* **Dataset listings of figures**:
☆ ☆ ☆ ☆ ☆
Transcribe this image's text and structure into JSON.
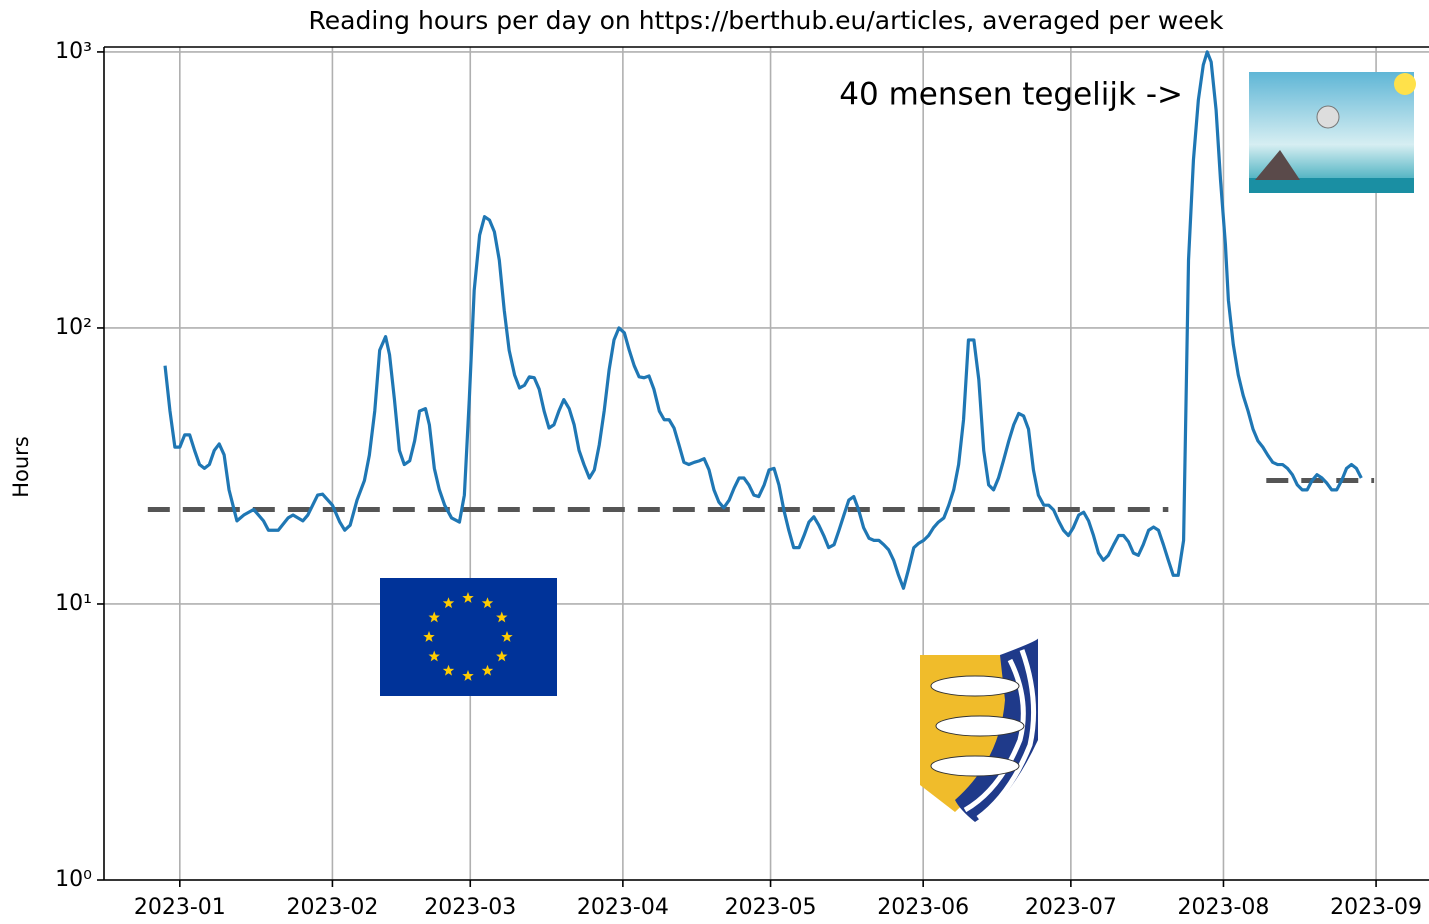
{
  "chart_data": {
    "type": "line",
    "title": "Reading hours per day on https://berthub.eu/articles, averaged per week",
    "y_label": "Hours",
    "log_y": true,
    "grid": true,
    "color": "#1f77b4",
    "x": [
      -3,
      -2,
      -1,
      0,
      1,
      2,
      3,
      4,
      5,
      6,
      7,
      8,
      9,
      10,
      11.6,
      13,
      15,
      17,
      18,
      20,
      22,
      23,
      25,
      26,
      28,
      29,
      31,
      32.5,
      33.5,
      34.6,
      36,
      37.5,
      38.5,
      39.6,
      40.6,
      41.8,
      42.6,
      43.6,
      44.6,
      45.6,
      46.7,
      47.7,
      48.7,
      49.9,
      50.7,
      51.7,
      52.7,
      53.8,
      55.2,
      56.8,
      57.8,
      58.8,
      59.8,
      60.9,
      61.9,
      62.9,
      63.9,
      64.9,
      65.9,
      66.9,
      68,
      69,
      70,
      71,
      72,
      73,
      74,
      75,
      76,
      77,
      78,
      79.1,
      80.1,
      81.1,
      82.1,
      83.2,
      84.2,
      85.2,
      86.2,
      87.2,
      88.2,
      89.2,
      90.3,
      91.3,
      92.3,
      93.3,
      94.3,
      95.3,
      96.3,
      97.4,
      98.4,
      99.4,
      100.4,
      101.4,
      102.4,
      103.4,
      104.5,
      105.5,
      106.5,
      107.5,
      108.5,
      109.5,
      110.5,
      111.6,
      112.6,
      113.6,
      114.6,
      115.6,
      116.6,
      117.6,
      118.7,
      119.7,
      120.7,
      121.7,
      122.7,
      123.7,
      124.7,
      125.8,
      126.8,
      127.8,
      128.8,
      129.8,
      130.8,
      131.8,
      132.9,
      133.9,
      134.9,
      135.9,
      136.9,
      137.9,
      138.9,
      140,
      141,
      142,
      143,
      144,
      145,
      146,
      147,
      148,
      149.1,
      150.1,
      151.1,
      152.1,
      153.1,
      154.1,
      155.2,
      156.2,
      157.2,
      158.2,
      159.2,
      160.2,
      161.3,
      162.3,
      163.3,
      164.3,
      165.3,
      166.3,
      167.3,
      168.4,
      169.4,
      170.4,
      171.4,
      172.4,
      173.4,
      174.4,
      175.5,
      176.5,
      177.5,
      178.5,
      179.5,
      180.5,
      181.5,
      182.6,
      183.6,
      184.6,
      185.6,
      186.6,
      187.6,
      188.6,
      189.7,
      190.7,
      191.7,
      192.7,
      193.7,
      194.7,
      195.7,
      196.8,
      197.8,
      198.8,
      199.8,
      200.8,
      201.8,
      202.8,
      203.9,
      204.9,
      205.9,
      206.9,
      207.9,
      208.7,
      209.5,
      210.5,
      211.4,
      212.4,
      213,
      214,
      215,
      216,
      217,
      218,
      219,
      220,
      221,
      222,
      223,
      224,
      225,
      226,
      227,
      228,
      229,
      230,
      231,
      232,
      233,
      234,
      235,
      236,
      237,
      238,
      239,
      240
    ],
    "values": [
      73,
      50,
      37,
      37,
      41,
      41,
      36,
      32,
      31,
      32,
      36,
      38,
      34.7,
      25.9,
      20,
      21,
      22,
      20,
      18.5,
      18.5,
      20.5,
      21,
      20,
      21,
      24.8,
      25,
      22.8,
      19.8,
      18.5,
      19.3,
      23.8,
      28,
      34.6,
      50,
      83,
      93,
      80,
      55,
      36,
      32,
      33,
      39,
      50,
      51,
      44.5,
      31,
      26,
      22.8,
      20.5,
      19.8,
      24.8,
      55,
      137,
      217,
      253,
      246,
      223,
      176,
      116,
      83,
      67.6,
      60.6,
      62,
      66.5,
      66,
      60,
      50,
      43.4,
      44.6,
      50,
      55,
      51,
      44.6,
      36,
      32,
      28.6,
      30.6,
      37.7,
      50,
      70.4,
      90.5,
      100,
      96,
      83,
      73,
      66.5,
      66,
      67,
      60,
      50,
      46.5,
      46.5,
      43.4,
      37.7,
      32.6,
      32,
      32.6,
      33,
      33.6,
      30.6,
      25.9,
      23.4,
      22.3,
      23.8,
      26.3,
      28.6,
      28.6,
      27,
      24.8,
      24.5,
      27,
      30.6,
      31,
      27,
      21.9,
      18.5,
      16,
      16,
      17.7,
      19.8,
      20.7,
      19.3,
      17.7,
      16,
      16.4,
      18.5,
      21,
      23.8,
      24.5,
      21.9,
      18.9,
      17.3,
      17,
      17,
      16.4,
      15.7,
      14.4,
      12.7,
      11.4,
      13.3,
      16,
      16.6,
      17,
      17.7,
      18.9,
      19.8,
      20.5,
      22.8,
      25.9,
      32,
      46.5,
      90.5,
      90.5,
      65,
      36,
      27,
      25.9,
      28.6,
      33,
      39,
      44.6,
      49,
      48,
      43,
      30.6,
      24.8,
      22.8,
      22.8,
      21.9,
      20,
      18.5,
      17.7,
      18.9,
      21,
      21.5,
      20,
      17.7,
      15.3,
      14.4,
      15,
      16.4,
      17.7,
      17.7,
      16.8,
      15.3,
      15,
      16.4,
      18.5,
      19,
      18.5,
      16.4,
      14.4,
      12.7,
      12.7,
      17,
      176,
      406,
      670,
      897,
      1000,
      920,
      617,
      344,
      200,
      126,
      87,
      67.6,
      57,
      50,
      43,
      39,
      37,
      34.6,
      32.6,
      32,
      32,
      31,
      29.4,
      27,
      25.9,
      25.9,
      28,
      29.4,
      28.6,
      27.4,
      25.9,
      25.9,
      28,
      31,
      32,
      31,
      28.6
    ],
    "xlim": [
      -15.4,
      253.75
    ],
    "xticks": [
      {
        "value": 0,
        "label": "2023-01"
      },
      {
        "value": 31,
        "label": "2023-02"
      },
      {
        "value": 59,
        "label": "2023-03"
      },
      {
        "value": 90,
        "label": "2023-04"
      },
      {
        "value": 120,
        "label": "2023-05"
      },
      {
        "value": 151,
        "label": "2023-06"
      },
      {
        "value": 181,
        "label": "2023-07"
      },
      {
        "value": 212,
        "label": "2023-08"
      },
      {
        "value": 243,
        "label": "2023-09"
      }
    ],
    "ylim": [
      1,
      1042
    ],
    "yticks": [
      {
        "value": 1,
        "label": "10⁰"
      },
      {
        "value": 10,
        "label": "10¹"
      },
      {
        "value": 100,
        "label": "10²"
      },
      {
        "value": 1000,
        "label": "10³"
      }
    ],
    "reference_lines": [
      {
        "y": 22,
        "x": [
          -6.5,
          200.8
        ]
      },
      {
        "y": 28,
        "x": [
          220.7,
          242.6
        ]
      }
    ],
    "reference_color": "#555555",
    "annotation": {
      "text": "40 mensen tegelijk ->",
      "color": "#ff0000"
    }
  }
}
☆ ☆ ☆ ☆ ☆
* **Directions for this task**:
Quote each record exactly as it stands, minus the pictures.

* **Written solution**:
Transcribe this image's text and structure into JSON.
{
  "chart_data": {
    "type": "line",
    "title": "Reading hours per day on https://berthub.eu/articles, averaged per week",
    "y_label": "Hours",
    "log_y": true,
    "grid": true,
    "color": "#1f77b4",
    "x": [
      -3,
      -2,
      -1,
      0,
      1,
      2,
      3,
      4,
      5,
      6,
      7,
      8,
      9,
      10,
      11.6,
      13,
      15,
      17,
      18,
      20,
      22,
      23,
      25,
      26,
      28,
      29,
      31,
      32.5,
      33.5,
      34.6,
      36,
      37.5,
      38.5,
      39.6,
      40.6,
      41.8,
      42.6,
      43.6,
      44.6,
      45.6,
      46.7,
      47.7,
      48.7,
      49.9,
      50.7,
      51.7,
      52.7,
      53.8,
      55.2,
      56.8,
      57.8,
      58.8,
      59.8,
      60.9,
      61.9,
      62.9,
      63.9,
      64.9,
      65.9,
      66.9,
      68,
      69,
      70,
      71,
      72,
      73,
      74,
      75,
      76,
      77,
      78,
      79.1,
      80.1,
      81.1,
      82.1,
      83.2,
      84.2,
      85.2,
      86.2,
      87.2,
      88.2,
      89.2,
      90.3,
      91.3,
      92.3,
      93.3,
      94.3,
      95.3,
      96.3,
      97.4,
      98.4,
      99.4,
      100.4,
      101.4,
      102.4,
      103.4,
      104.5,
      105.5,
      106.5,
      107.5,
      108.5,
      109.5,
      110.5,
      111.6,
      112.6,
      113.6,
      114.6,
      115.6,
      116.6,
      117.6,
      118.7,
      119.7,
      120.7,
      121.7,
      122.7,
      123.7,
      124.7,
      125.8,
      126.8,
      127.8,
      128.8,
      129.8,
      130.8,
      131.8,
      132.9,
      133.9,
      134.9,
      135.9,
      136.9,
      137.9,
      138.9,
      140,
      141,
      142,
      143,
      144,
      145,
      146,
      147,
      148,
      149.1,
      150.1,
      151.1,
      152.1,
      153.1,
      154.1,
      155.2,
      156.2,
      157.2,
      158.2,
      159.2,
      160.2,
      161.3,
      162.3,
      163.3,
      164.3,
      165.3,
      166.3,
      167.3,
      168.4,
      169.4,
      170.4,
      171.4,
      172.4,
      173.4,
      174.4,
      175.5,
      176.5,
      177.5,
      178.5,
      179.5,
      180.5,
      181.5,
      182.6,
      183.6,
      184.6,
      185.6,
      186.6,
      187.6,
      188.6,
      189.7,
      190.7,
      191.7,
      192.7,
      193.7,
      194.7,
      195.7,
      196.8,
      197.8,
      198.8,
      199.8,
      200.8,
      201.8,
      202.8,
      203.9,
      204.9,
      205.9,
      206.9,
      207.9,
      208.7,
      209.5,
      210.5,
      211.4,
      212.4,
      213,
      214,
      215,
      216,
      217,
      218,
      219,
      220,
      221,
      222,
      223,
      224,
      225,
      226,
      227,
      228,
      229,
      230,
      231,
      232,
      233,
      234,
      235,
      236,
      237,
      238,
      239,
      240
    ],
    "values": [
      73,
      50,
      37,
      37,
      41,
      41,
      36,
      32,
      31,
      32,
      36,
      38,
      34.7,
      25.9,
      20,
      21,
      22,
      20,
      18.5,
      18.5,
      20.5,
      21,
      20,
      21,
      24.8,
      25,
      22.8,
      19.8,
      18.5,
      19.3,
      23.8,
      28,
      34.6,
      50,
      83,
      93,
      80,
      55,
      36,
      32,
      33,
      39,
      50,
      51,
      44.5,
      31,
      26,
      22.8,
      20.5,
      19.8,
      24.8,
      55,
      137,
      217,
      253,
      246,
      223,
      176,
      116,
      83,
      67.6,
      60.6,
      62,
      66.5,
      66,
      60,
      50,
      43.4,
      44.6,
      50,
      55,
      51,
      44.6,
      36,
      32,
      28.6,
      30.6,
      37.7,
      50,
      70.4,
      90.5,
      100,
      96,
      83,
      73,
      66.5,
      66,
      67,
      60,
      50,
      46.5,
      46.5,
      43.4,
      37.7,
      32.6,
      32,
      32.6,
      33,
      33.6,
      30.6,
      25.9,
      23.4,
      22.3,
      23.8,
      26.3,
      28.6,
      28.6,
      27,
      24.8,
      24.5,
      27,
      30.6,
      31,
      27,
      21.9,
      18.5,
      16,
      16,
      17.7,
      19.8,
      20.7,
      19.3,
      17.7,
      16,
      16.4,
      18.5,
      21,
      23.8,
      24.5,
      21.9,
      18.9,
      17.3,
      17,
      17,
      16.4,
      15.7,
      14.4,
      12.7,
      11.4,
      13.3,
      16,
      16.6,
      17,
      17.7,
      18.9,
      19.8,
      20.5,
      22.8,
      25.9,
      32,
      46.5,
      90.5,
      90.5,
      65,
      36,
      27,
      25.9,
      28.6,
      33,
      39,
      44.6,
      49,
      48,
      43,
      30.6,
      24.8,
      22.8,
      22.8,
      21.9,
      20,
      18.5,
      17.7,
      18.9,
      21,
      21.5,
      20,
      17.7,
      15.3,
      14.4,
      15,
      16.4,
      17.7,
      17.7,
      16.8,
      15.3,
      15,
      16.4,
      18.5,
      19,
      18.5,
      16.4,
      14.4,
      12.7,
      12.7,
      17,
      176,
      406,
      670,
      897,
      1000,
      920,
      617,
      344,
      200,
      126,
      87,
      67.6,
      57,
      50,
      43,
      39,
      37,
      34.6,
      32.6,
      32,
      32,
      31,
      29.4,
      27,
      25.9,
      25.9,
      28,
      29.4,
      28.6,
      27.4,
      25.9,
      25.9,
      28,
      31,
      32,
      31,
      28.6
    ],
    "xlim": [
      -15.4,
      253.75
    ],
    "xticks": [
      {
        "value": 0,
        "label": "2023-01"
      },
      {
        "value": 31,
        "label": "2023-02"
      },
      {
        "value": 59,
        "label": "2023-03"
      },
      {
        "value": 90,
        "label": "2023-04"
      },
      {
        "value": 120,
        "label": "2023-05"
      },
      {
        "value": 151,
        "label": "2023-06"
      },
      {
        "value": 181,
        "label": "2023-07"
      },
      {
        "value": 212,
        "label": "2023-08"
      },
      {
        "value": 243,
        "label": "2023-09"
      }
    ],
    "ylim": [
      1,
      1042
    ],
    "yticks": [
      {
        "value": 1,
        "label": "10⁰"
      },
      {
        "value": 10,
        "label": "10¹"
      },
      {
        "value": 100,
        "label": "10²"
      },
      {
        "value": 1000,
        "label": "10³"
      }
    ],
    "reference_lines": [
      {
        "y": 22,
        "x": [
          -6.5,
          200.8
        ]
      },
      {
        "y": 28,
        "x": [
          220.7,
          242.6
        ]
      }
    ],
    "reference_color": "#555555",
    "annotation": {
      "text": "40 mensen tegelijk ->",
      "color": "#ff0000"
    }
  }
}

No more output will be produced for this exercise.